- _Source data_
--- START ---
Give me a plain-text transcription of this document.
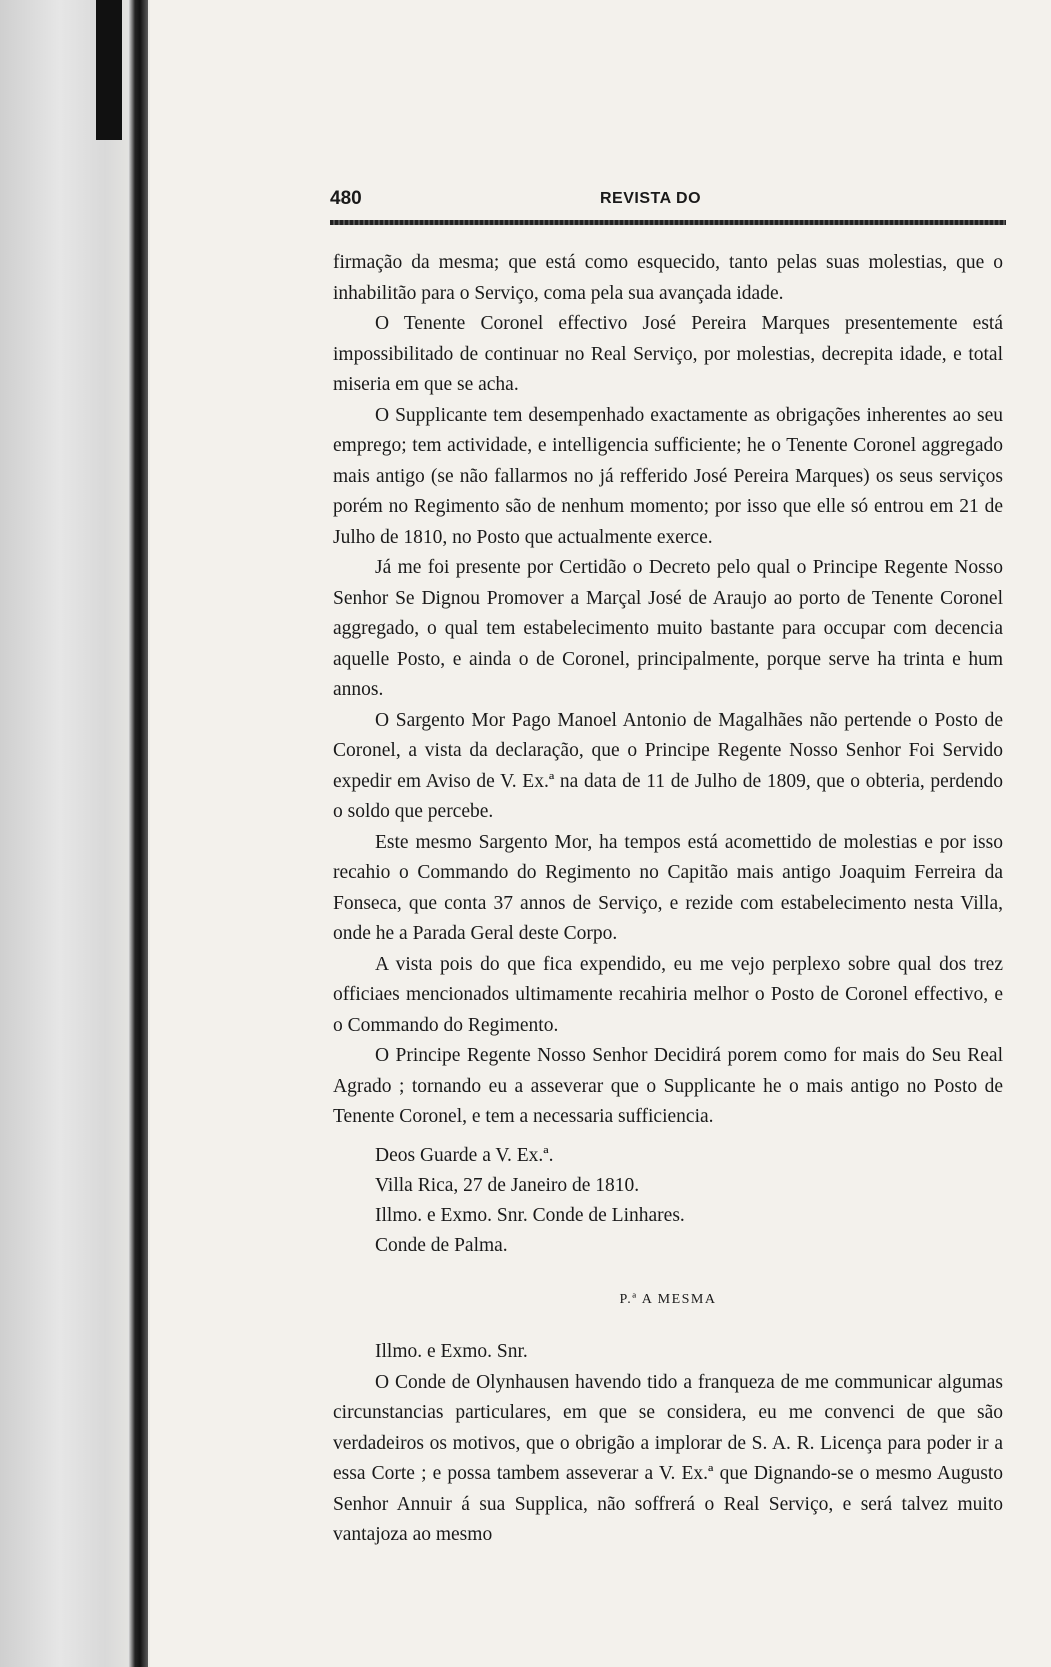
480	REVISTA DO

firmação da mesma; que está como esquecido, tanto pelas suas molestias, que o inhabilitão para o Serviço, coma pela sua avançada idade.

O Tenente Coronel effectivo José Pereira Marques presentemente está impossibilitado de continuar no Real Serviço, por molestias, decrepita idade, e total miseria em que se acha.

O Supplicante tem desempenhado exactamente as obrigações inherentes ao seu emprego; tem actividade, e intelligencia sufficiente; he o Tenente Coronel aggregado mais antigo (se não fallarmos no já refferido José Pereira Marques) os seus serviços porém no Regimento são de nenhum momento; por isso que elle só entrou em 21 de Julho de 1810, no Posto que actualmente exerce.

Já me foi presente por Certidão o Decreto pelo qual o Principe Regente Nosso Senhor Se Dignou Promover a Marçal José de Araujo ao porto de Tenente Coronel aggregado, o qual tem estabelecimento muito bastante para occupar com decencia aquelle Posto, e ainda o de Coronel, principalmente, porque serve ha trinta e hum annos.

O Sargento Mor Pago Manoel Antonio de Magalhães não pertende o Posto de Coronel, a vista da declaração, que o Principe Regente Nosso Senhor Foi Servido expedir em Aviso de V. Ex.ª na data de 11 de Julho de 1809, que o obteria, perdendo o soldo que percebe.

Este mesmo Sargento Mor, ha tempos está acomettido de molestias e por isso recahio o Commando do Regimento no Capitão mais antigo Joaquim Ferreira da Fonseca, que conta 37 annos de Serviço, e rezide com estabelecimento nesta Villa, onde he a Parada Geral deste Corpo.

A vista pois do que fica expendido, eu me vejo perplexo sobre qual dos trez officiaes mencionados ultimamente recahiria melhor o Posto de Coronel effectivo, e o Commando do Regimento.

O Principe Regente Nosso Senhor Decidirá porem como for mais do Seu Real Agrado ; tornando eu a asseverar que o Supplicante he o mais antigo no Posto de Tenente Coronel, e tem a necessaria sufficiencia.

Deos Guarde a V. Ex.ª.

Villa Rica, 27 de Janeiro de 1810.

Illmo. e Exmo. Snr. Conde de Linhares.

Conde de Palma.

P.ª A MESMA

Illmo. e Exmo. Snr.

O Conde de Olynhausen havendo tido a franqueza de me communicar algumas circunstancias particulares, em que se considera, eu me convenci de que são verdadeiros os motivos, que o obrigão a implorar de S. A. R. Licença para poder ir a essa Corte ; e possa tambem asseverar a V. Ex.ª que Dignando-se o mesmo Augusto Senhor Annuir á sua Supplica, não soffrerá o Real Serviço, e será talvez muito vantajoza ao mesmo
--- END ---
- _AIM_
Select all lines with the word "antigo" from the entries above.

- _RESULT OF THE EXERCISE_
O Supplicante tem desempenhado exactamente as obrigações inherentes ao seu emprego; tem actividade, e intelligencia sufficiente; he o Tenente Coronel aggregado mais antigo (se não fallarmos no já refferido José Pereira Marques) os seus serviços porém no Regimento são de nenhum momento; por isso que elle só entrou em 21 de Julho de 1810, no Posto que actualmente exerce.
Este mesmo Sargento Mor, ha tempos está acomettido de molestias e por isso recahio o Commando do Regimento no Capitão mais antigo Joaquim Ferreira da Fonseca, que conta 37 annos de Serviço, e rezide com estabelecimento nesta Villa, onde he a Parada Geral deste Corpo.
O Principe Regente Nosso Senhor Decidirá porem como for mais do Seu Real Agrado ; tornando eu a asseverar que o Supplicante he o mais antigo no Posto de Tenente Coronel, e tem a necessaria sufficiencia.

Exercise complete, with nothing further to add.